• _What is being asked_
Look through the data below. Collect every line where the word "JSON" occurs.

Collected data
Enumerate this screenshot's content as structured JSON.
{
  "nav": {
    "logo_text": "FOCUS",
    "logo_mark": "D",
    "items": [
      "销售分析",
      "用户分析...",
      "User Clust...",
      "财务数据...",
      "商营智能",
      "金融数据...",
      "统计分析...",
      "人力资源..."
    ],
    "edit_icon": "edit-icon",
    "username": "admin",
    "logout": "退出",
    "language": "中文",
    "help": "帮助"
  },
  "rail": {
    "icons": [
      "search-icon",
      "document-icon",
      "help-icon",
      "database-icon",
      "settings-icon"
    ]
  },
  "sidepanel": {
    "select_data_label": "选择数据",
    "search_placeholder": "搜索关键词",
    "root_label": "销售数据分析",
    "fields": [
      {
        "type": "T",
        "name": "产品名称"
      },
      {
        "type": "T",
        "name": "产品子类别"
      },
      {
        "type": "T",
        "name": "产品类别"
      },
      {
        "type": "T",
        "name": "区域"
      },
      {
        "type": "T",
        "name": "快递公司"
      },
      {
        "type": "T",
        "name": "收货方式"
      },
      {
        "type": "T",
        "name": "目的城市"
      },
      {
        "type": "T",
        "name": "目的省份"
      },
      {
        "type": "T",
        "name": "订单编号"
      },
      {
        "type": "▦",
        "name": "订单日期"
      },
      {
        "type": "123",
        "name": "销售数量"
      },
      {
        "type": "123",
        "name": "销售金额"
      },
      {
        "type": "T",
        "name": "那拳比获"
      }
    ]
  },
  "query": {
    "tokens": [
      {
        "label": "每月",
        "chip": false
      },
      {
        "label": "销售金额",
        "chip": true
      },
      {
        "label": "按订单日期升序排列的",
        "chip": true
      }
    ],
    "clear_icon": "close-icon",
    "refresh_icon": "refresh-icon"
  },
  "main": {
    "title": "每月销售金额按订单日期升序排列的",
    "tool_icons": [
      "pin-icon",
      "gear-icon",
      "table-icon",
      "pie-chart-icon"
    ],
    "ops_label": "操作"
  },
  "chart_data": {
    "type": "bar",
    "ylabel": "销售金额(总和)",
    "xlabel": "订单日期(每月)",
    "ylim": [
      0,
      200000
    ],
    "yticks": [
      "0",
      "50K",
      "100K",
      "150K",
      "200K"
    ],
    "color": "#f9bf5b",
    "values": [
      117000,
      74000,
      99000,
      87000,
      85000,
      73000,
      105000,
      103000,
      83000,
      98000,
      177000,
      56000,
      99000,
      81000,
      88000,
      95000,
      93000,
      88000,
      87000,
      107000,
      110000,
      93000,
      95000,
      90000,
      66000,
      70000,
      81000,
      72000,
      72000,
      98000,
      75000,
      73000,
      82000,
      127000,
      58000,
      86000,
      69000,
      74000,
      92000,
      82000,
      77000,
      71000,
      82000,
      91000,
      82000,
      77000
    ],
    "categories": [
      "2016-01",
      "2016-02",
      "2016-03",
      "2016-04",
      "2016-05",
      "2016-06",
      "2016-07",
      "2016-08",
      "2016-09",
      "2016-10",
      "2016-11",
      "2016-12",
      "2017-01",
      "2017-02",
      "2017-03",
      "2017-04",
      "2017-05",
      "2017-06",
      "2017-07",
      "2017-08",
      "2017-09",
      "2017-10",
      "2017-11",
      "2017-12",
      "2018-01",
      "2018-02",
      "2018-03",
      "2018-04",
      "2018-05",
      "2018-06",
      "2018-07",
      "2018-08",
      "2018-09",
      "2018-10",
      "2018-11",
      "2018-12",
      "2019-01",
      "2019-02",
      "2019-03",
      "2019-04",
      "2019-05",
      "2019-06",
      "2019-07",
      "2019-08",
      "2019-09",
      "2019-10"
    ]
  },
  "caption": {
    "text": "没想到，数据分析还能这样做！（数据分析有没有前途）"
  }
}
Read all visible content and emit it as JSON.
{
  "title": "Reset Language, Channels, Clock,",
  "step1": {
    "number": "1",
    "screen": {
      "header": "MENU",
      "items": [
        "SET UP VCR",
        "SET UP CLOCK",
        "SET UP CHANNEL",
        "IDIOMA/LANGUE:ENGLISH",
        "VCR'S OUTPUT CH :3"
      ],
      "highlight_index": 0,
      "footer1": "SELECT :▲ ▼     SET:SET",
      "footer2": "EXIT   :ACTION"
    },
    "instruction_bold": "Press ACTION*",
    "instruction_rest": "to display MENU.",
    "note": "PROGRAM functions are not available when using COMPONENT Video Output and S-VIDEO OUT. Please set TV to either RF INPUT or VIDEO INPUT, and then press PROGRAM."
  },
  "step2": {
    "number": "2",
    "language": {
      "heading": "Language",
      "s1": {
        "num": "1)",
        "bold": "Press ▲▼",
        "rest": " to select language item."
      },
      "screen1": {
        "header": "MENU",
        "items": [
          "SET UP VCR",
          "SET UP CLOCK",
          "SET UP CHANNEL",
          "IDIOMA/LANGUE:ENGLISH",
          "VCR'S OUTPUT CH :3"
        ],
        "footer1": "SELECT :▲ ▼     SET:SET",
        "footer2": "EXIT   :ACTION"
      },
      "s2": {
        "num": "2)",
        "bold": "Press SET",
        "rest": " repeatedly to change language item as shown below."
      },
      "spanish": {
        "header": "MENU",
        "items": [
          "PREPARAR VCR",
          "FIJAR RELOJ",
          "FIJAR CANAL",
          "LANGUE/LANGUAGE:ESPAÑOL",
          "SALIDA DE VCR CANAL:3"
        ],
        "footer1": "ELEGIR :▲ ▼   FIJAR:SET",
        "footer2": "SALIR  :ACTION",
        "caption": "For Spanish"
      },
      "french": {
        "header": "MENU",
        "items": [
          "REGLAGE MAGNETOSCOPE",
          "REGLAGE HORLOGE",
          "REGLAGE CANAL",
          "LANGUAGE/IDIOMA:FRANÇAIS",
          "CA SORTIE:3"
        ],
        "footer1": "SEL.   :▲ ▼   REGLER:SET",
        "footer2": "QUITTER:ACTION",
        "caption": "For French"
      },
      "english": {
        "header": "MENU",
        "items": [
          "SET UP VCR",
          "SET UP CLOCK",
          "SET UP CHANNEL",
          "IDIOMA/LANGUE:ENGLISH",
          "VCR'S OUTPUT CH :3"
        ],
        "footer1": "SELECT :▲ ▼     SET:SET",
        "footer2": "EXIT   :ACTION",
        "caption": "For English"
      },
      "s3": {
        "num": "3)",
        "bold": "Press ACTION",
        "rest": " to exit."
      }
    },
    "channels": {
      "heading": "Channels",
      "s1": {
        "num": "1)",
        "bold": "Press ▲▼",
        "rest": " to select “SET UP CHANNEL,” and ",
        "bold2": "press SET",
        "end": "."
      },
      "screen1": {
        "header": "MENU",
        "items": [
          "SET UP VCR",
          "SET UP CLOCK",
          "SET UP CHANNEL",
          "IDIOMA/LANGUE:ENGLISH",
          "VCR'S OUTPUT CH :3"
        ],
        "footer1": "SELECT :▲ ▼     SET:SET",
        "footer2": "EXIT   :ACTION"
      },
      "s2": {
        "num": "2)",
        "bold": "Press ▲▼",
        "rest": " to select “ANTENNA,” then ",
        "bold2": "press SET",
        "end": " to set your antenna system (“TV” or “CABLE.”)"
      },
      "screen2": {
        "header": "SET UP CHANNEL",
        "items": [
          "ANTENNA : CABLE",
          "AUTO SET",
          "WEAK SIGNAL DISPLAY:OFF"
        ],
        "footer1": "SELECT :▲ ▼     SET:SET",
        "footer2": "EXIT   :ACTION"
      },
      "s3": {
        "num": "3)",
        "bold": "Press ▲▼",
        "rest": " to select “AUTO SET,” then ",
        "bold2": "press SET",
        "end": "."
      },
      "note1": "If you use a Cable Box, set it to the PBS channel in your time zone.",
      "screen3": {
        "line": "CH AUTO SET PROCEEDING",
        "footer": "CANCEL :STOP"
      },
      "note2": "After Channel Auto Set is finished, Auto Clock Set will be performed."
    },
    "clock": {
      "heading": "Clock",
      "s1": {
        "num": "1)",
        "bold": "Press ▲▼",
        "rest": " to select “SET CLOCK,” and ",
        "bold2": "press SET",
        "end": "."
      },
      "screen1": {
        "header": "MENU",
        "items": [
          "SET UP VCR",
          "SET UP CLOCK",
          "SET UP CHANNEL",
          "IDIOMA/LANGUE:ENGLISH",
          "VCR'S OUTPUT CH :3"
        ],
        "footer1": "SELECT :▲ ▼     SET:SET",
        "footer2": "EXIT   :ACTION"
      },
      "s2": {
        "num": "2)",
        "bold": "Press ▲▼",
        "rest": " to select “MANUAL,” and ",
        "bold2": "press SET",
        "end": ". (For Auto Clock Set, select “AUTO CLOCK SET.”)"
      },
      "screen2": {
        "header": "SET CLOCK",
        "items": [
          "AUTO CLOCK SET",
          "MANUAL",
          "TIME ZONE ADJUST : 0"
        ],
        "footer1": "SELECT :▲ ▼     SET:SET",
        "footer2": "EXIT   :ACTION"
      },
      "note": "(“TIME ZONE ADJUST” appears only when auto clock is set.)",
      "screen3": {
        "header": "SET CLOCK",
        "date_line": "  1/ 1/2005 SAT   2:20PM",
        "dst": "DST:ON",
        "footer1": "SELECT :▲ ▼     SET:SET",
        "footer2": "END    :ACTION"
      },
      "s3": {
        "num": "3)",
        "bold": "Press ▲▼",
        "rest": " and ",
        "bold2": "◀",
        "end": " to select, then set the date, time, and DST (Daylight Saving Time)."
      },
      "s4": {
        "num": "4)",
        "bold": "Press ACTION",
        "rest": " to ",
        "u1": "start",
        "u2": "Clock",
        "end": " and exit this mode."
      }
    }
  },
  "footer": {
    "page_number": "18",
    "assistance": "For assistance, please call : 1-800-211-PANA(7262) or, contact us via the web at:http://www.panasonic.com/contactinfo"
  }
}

• _Full solution_
Enumerate this screenshot's content as structured JSON.
Read all visible content and emit it as JSON.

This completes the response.